Goal
Repeat the data below exactly, dropping any pictures it holds.

Extracted records
►
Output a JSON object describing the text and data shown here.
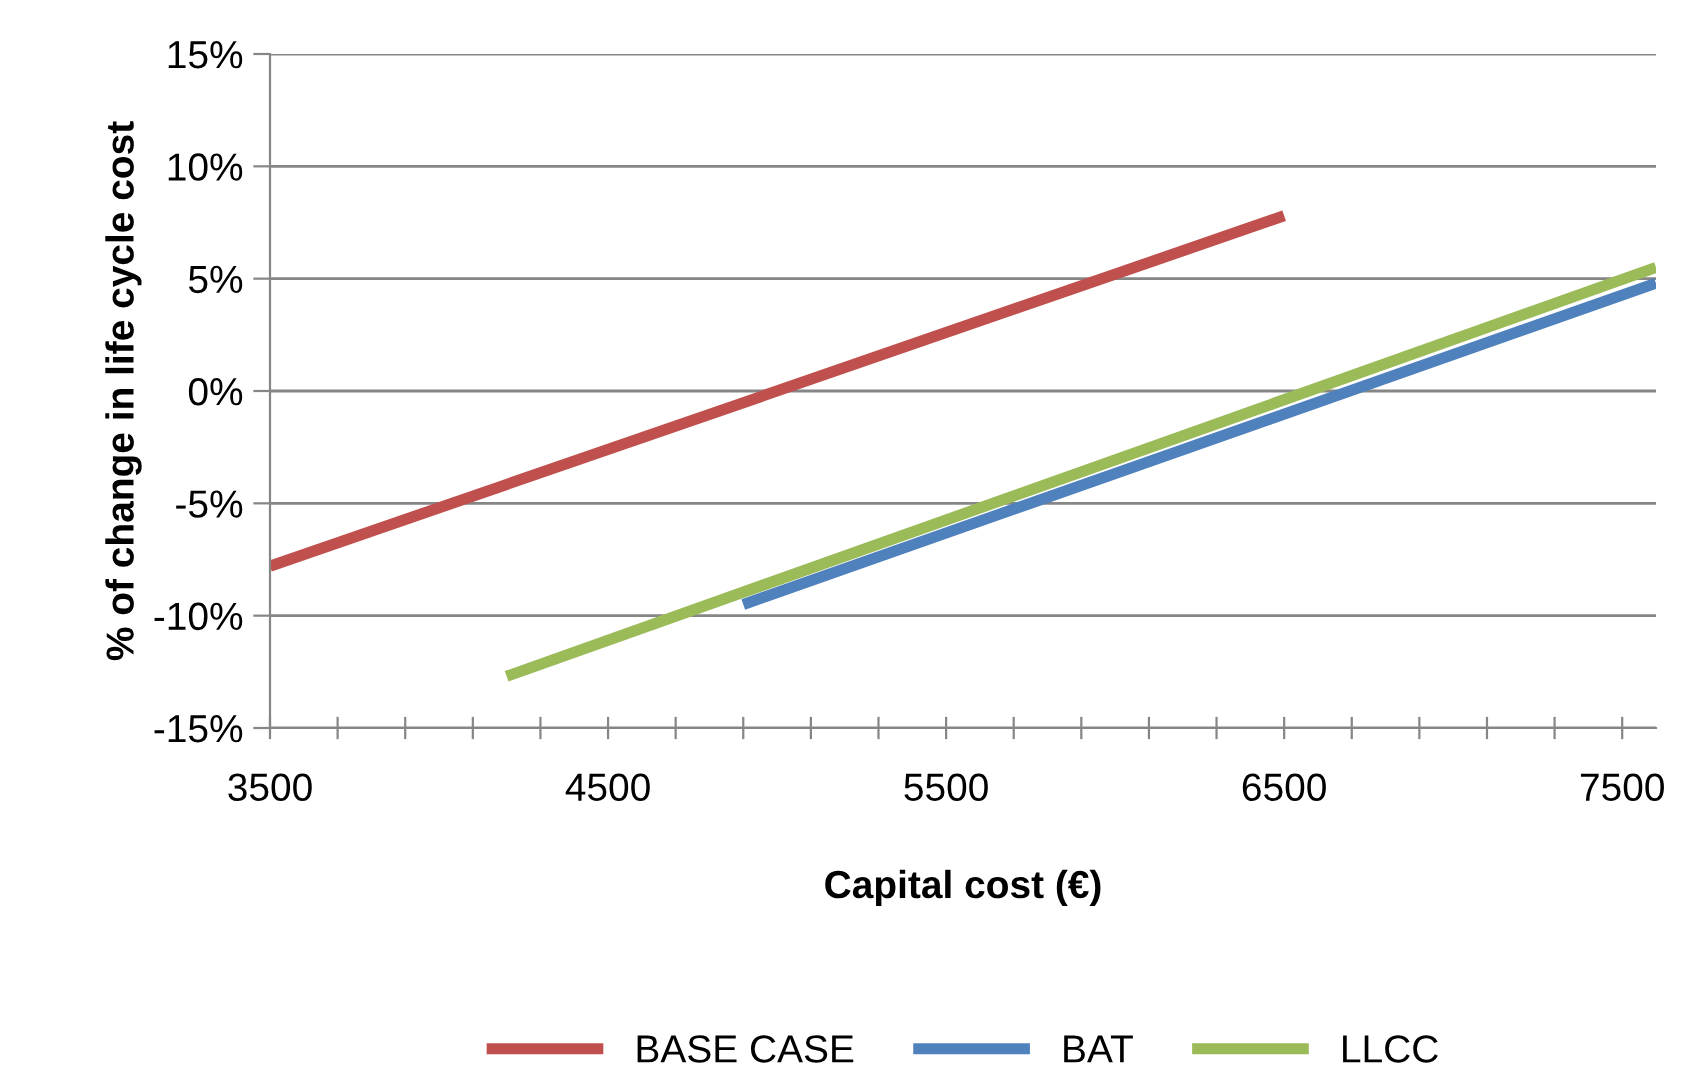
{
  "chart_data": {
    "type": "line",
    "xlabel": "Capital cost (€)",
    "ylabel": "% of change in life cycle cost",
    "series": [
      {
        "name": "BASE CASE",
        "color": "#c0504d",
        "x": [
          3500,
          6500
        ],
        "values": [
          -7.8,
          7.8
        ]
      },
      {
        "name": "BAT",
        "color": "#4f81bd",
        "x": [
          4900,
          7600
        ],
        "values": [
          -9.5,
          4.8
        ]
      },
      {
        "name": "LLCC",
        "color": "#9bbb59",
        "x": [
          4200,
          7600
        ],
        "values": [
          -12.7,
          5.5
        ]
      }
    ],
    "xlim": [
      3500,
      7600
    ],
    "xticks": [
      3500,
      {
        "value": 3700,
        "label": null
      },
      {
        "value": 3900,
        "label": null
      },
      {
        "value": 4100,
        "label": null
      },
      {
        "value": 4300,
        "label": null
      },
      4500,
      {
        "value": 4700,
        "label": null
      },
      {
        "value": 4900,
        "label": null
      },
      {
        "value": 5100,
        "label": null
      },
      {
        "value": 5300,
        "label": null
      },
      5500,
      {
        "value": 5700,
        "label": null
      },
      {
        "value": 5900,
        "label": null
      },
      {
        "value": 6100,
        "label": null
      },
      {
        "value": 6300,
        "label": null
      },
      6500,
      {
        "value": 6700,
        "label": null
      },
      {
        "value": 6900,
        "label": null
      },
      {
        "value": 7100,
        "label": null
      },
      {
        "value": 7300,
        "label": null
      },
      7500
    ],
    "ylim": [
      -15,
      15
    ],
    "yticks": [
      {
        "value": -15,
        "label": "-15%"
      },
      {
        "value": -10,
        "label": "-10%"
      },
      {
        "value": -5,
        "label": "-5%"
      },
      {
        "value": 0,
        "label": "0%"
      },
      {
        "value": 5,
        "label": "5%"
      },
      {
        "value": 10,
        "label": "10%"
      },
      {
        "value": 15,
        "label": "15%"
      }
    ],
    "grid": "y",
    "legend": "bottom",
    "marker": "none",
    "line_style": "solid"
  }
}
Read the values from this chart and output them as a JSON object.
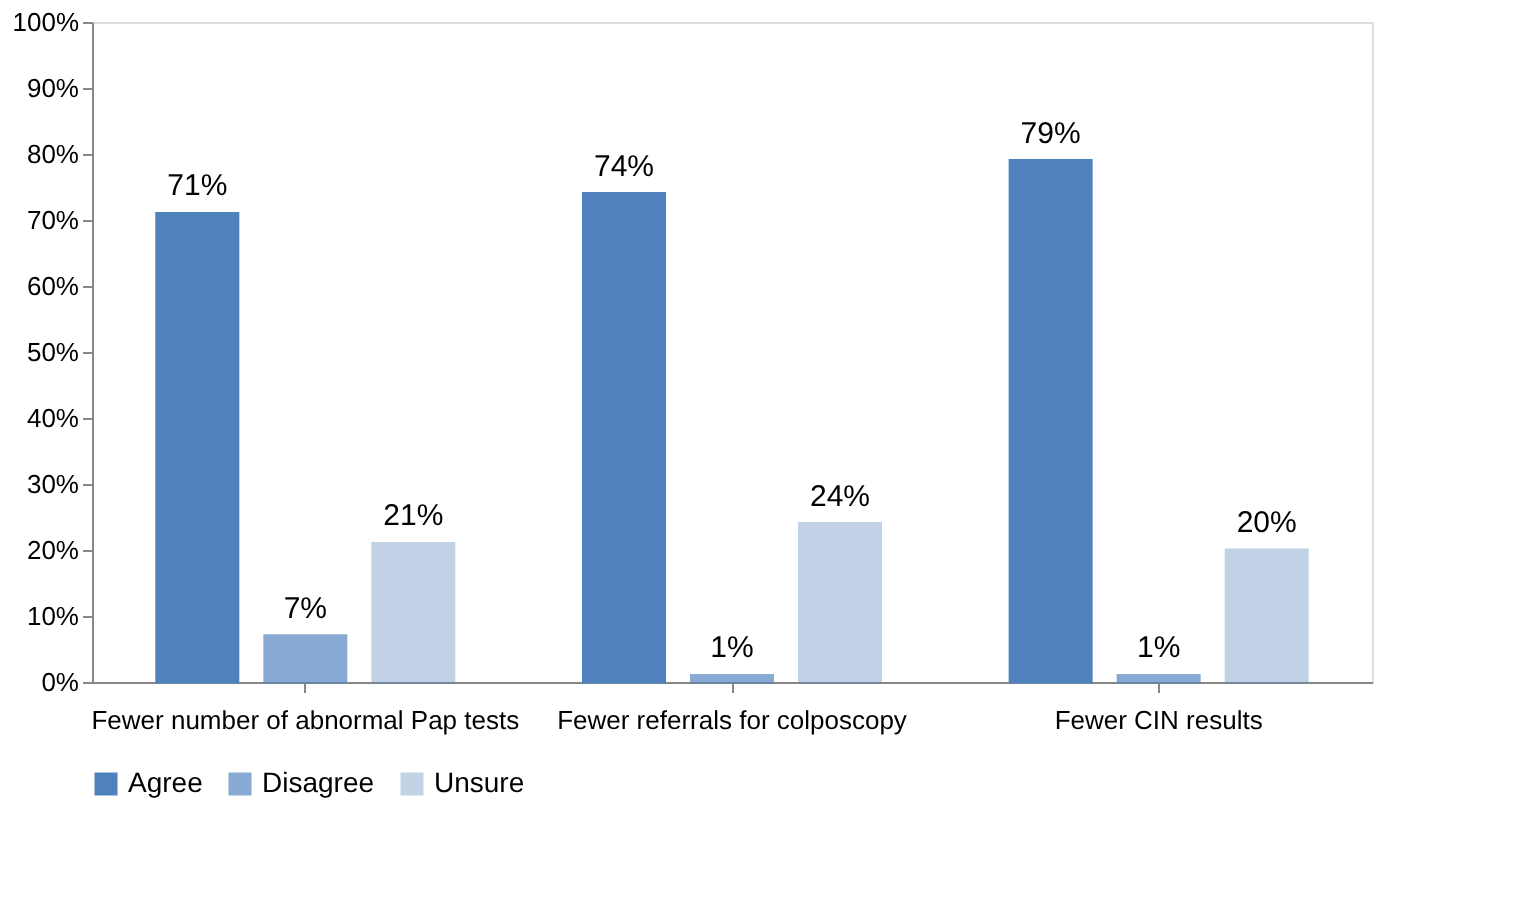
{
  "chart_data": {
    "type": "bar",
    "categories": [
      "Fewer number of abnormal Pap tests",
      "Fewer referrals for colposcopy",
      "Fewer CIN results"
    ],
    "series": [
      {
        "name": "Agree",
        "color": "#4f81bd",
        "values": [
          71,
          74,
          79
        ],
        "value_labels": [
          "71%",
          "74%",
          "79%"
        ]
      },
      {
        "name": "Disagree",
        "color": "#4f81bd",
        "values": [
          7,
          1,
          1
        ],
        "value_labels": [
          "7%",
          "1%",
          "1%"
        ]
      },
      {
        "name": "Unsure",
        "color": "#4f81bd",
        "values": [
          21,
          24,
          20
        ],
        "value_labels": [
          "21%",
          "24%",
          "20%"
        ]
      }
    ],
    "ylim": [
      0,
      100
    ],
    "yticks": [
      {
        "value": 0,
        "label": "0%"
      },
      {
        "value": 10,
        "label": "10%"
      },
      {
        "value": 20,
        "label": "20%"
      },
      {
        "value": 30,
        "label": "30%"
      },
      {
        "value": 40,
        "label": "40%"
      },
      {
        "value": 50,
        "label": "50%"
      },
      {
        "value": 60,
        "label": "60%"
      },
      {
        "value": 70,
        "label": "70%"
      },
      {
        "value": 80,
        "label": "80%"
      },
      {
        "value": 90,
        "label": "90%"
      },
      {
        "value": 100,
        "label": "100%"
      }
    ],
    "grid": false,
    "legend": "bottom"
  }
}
◄
Problem solution
Output a JSON object describing the text and data shown here.
{
  "chart_data": {
    "type": "line",
    "xlabel": "Capital cost (€)",
    "ylabel": "% of change in life cycle cost",
    "series": [
      {
        "name": "BASE CASE",
        "color": "#c0504d",
        "x": [
          3500,
          6500
        ],
        "values": [
          -7.8,
          7.8
        ]
      },
      {
        "name": "BAT",
        "color": "#4f81bd",
        "x": [
          4900,
          7600
        ],
        "values": [
          -9.5,
          4.8
        ]
      },
      {
        "name": "LLCC",
        "color": "#9bbb59",
        "x": [
          4200,
          7600
        ],
        "values": [
          -12.7,
          5.5
        ]
      }
    ],
    "xlim": [
      3500,
      7600
    ],
    "xticks": [
      3500,
      {
        "value": 3700,
        "label": null
      },
      {
        "value": 3900,
        "label": null
      },
      {
        "value": 4100,
        "label": null
      },
      {
        "value": 4300,
        "label": null
      },
      4500,
      {
        "value": 4700,
        "label": null
      },
      {
        "value": 4900,
        "label": null
      },
      {
        "value": 5100,
        "label": null
      },
      {
        "value": 5300,
        "label": null
      },
      5500,
      {
        "value": 5700,
        "label": null
      },
      {
        "value": 5900,
        "label": null
      },
      {
        "value": 6100,
        "label": null
      },
      {
        "value": 6300,
        "label": null
      },
      6500,
      {
        "value": 6700,
        "label": null
      },
      {
        "value": 6900,
        "label": null
      },
      {
        "value": 7100,
        "label": null
      },
      {
        "value": 7300,
        "label": null
      },
      7500
    ],
    "ylim": [
      -15,
      15
    ],
    "yticks": [
      {
        "value": -15,
        "label": "-15%"
      },
      {
        "value": -10,
        "label": "-10%"
      },
      {
        "value": -5,
        "label": "-5%"
      },
      {
        "value": 0,
        "label": "0%"
      },
      {
        "value": 5,
        "label": "5%"
      },
      {
        "value": 10,
        "label": "10%"
      },
      {
        "value": 15,
        "label": "15%"
      }
    ],
    "grid": "y",
    "legend": "bottom",
    "marker": "none",
    "line_style": "solid"
  }
}
Read the values from this chart and output them as a JSON object.
{
  "chart_data": {
    "type": "bar",
    "categories": [
      "Fewer number of abnormal Pap tests",
      "Fewer referrals for colposcopy",
      "Fewer CIN results"
    ],
    "series": [
      {
        "name": "Agree",
        "color": "#4f81bd",
        "values": [
          71,
          74,
          79
        ],
        "value_labels": [
          "71%",
          "74%",
          "79%"
        ]
      },
      {
        "name": "Disagree",
        "color": "#4f81bd",
        "values": [
          7,
          1,
          1
        ],
        "value_labels": [
          "7%",
          "1%",
          "1%"
        ]
      },
      {
        "name": "Unsure",
        "color": "#4f81bd",
        "values": [
          21,
          24,
          20
        ],
        "value_labels": [
          "21%",
          "24%",
          "20%"
        ]
      }
    ],
    "ylim": [
      0,
      100
    ],
    "yticks": [
      {
        "value": 0,
        "label": "0%"
      },
      {
        "value": 10,
        "label": "10%"
      },
      {
        "value": 20,
        "label": "20%"
      },
      {
        "value": 30,
        "label": "30%"
      },
      {
        "value": 40,
        "label": "40%"
      },
      {
        "value": 50,
        "label": "50%"
      },
      {
        "value": 60,
        "label": "60%"
      },
      {
        "value": 70,
        "label": "70%"
      },
      {
        "value": 80,
        "label": "80%"
      },
      {
        "value": 90,
        "label": "90%"
      },
      {
        "value": 100,
        "label": "100%"
      }
    ],
    "grid": false,
    "legend": "bottom"
  }
}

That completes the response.